Examine the material below. Gather every line in which the string "campo" appears.
— Start —
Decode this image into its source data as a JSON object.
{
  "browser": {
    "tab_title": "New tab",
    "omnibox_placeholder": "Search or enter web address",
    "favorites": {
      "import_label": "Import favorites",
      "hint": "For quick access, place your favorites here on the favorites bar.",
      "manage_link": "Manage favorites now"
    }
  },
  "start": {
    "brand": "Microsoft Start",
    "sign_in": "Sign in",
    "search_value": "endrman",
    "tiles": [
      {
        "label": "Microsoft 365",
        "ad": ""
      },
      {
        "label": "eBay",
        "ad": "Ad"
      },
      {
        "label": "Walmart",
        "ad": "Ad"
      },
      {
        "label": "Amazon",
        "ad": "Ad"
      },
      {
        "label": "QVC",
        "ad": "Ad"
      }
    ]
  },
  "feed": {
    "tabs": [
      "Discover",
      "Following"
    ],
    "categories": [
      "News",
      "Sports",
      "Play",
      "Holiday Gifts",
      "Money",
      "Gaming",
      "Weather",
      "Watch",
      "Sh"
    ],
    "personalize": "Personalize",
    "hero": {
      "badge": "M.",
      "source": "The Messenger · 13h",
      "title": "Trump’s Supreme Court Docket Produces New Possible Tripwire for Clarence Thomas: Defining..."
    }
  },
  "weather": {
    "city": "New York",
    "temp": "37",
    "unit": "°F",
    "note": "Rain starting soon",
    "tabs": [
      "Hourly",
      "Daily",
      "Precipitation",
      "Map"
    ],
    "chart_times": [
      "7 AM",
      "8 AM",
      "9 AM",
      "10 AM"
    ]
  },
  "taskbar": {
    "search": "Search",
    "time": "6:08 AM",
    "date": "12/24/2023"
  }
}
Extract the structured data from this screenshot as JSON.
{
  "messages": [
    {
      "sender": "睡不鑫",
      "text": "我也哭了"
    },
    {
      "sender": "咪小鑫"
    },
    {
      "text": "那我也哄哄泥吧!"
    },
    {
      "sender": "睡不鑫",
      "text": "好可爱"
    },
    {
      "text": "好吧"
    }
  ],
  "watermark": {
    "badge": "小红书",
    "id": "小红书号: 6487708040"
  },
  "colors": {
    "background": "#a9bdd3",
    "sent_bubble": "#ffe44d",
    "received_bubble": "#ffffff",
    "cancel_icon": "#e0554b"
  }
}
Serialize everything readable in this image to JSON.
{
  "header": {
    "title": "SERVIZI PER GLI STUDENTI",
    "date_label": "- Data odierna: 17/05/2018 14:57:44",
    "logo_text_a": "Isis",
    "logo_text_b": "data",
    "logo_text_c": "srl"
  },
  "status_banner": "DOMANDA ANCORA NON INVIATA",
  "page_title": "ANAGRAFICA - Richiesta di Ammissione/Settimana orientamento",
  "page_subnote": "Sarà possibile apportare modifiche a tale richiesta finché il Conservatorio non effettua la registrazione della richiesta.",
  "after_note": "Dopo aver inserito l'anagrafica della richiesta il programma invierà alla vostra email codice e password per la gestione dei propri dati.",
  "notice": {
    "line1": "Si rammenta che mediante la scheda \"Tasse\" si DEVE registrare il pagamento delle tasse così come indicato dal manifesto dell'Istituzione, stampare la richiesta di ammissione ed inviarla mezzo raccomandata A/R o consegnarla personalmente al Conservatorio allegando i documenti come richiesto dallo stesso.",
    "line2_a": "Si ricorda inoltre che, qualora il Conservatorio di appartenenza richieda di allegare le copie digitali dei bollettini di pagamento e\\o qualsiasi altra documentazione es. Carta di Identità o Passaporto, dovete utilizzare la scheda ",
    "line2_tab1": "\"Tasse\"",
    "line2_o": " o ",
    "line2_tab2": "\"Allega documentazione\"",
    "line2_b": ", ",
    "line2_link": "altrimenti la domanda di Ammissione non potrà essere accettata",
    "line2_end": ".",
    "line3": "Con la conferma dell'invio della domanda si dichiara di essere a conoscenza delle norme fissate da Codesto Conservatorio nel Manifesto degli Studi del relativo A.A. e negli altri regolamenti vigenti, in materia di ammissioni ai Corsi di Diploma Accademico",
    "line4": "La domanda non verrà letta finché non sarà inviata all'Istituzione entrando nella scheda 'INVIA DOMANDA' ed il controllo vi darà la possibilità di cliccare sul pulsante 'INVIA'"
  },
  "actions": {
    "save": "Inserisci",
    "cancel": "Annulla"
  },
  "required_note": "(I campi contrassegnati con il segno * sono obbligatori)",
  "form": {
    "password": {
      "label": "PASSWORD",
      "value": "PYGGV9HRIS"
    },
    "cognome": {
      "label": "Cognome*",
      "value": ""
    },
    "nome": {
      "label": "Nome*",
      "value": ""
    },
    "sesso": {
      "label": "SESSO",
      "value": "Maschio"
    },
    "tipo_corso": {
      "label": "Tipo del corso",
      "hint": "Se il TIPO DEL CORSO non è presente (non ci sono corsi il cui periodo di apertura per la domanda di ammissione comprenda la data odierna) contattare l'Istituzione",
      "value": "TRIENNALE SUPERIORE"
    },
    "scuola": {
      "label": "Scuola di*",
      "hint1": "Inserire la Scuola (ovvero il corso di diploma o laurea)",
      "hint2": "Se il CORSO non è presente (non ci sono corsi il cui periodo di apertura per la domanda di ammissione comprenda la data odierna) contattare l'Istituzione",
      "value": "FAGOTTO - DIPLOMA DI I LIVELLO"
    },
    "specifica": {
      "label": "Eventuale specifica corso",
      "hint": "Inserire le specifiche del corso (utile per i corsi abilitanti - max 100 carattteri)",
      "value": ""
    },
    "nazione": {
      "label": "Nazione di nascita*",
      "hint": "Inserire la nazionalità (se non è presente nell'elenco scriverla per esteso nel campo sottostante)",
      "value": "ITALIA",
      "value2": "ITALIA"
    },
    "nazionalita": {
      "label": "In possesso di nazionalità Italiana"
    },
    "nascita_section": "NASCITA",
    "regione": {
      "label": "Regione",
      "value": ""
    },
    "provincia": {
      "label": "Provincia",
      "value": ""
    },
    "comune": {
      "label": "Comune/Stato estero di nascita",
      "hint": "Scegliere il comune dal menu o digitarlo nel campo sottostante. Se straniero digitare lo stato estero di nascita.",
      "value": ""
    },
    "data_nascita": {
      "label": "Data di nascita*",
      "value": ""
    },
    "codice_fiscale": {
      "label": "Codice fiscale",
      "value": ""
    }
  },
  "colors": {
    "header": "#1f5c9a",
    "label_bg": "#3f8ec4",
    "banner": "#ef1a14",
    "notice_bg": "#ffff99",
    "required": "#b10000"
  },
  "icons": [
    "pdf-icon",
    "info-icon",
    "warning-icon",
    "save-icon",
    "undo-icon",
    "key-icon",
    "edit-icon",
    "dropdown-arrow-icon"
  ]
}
— End —
> [RESULT FOR THIS TASK]
      "hint": "Inserire la nazionalità (se non è presente nell'elenco scriverla per esteso nel campo sottostante)",
      "hint": "Scegliere il comune dal menu o digitarlo nel campo sottostante. Se straniero digitare lo stato estero di nascita.",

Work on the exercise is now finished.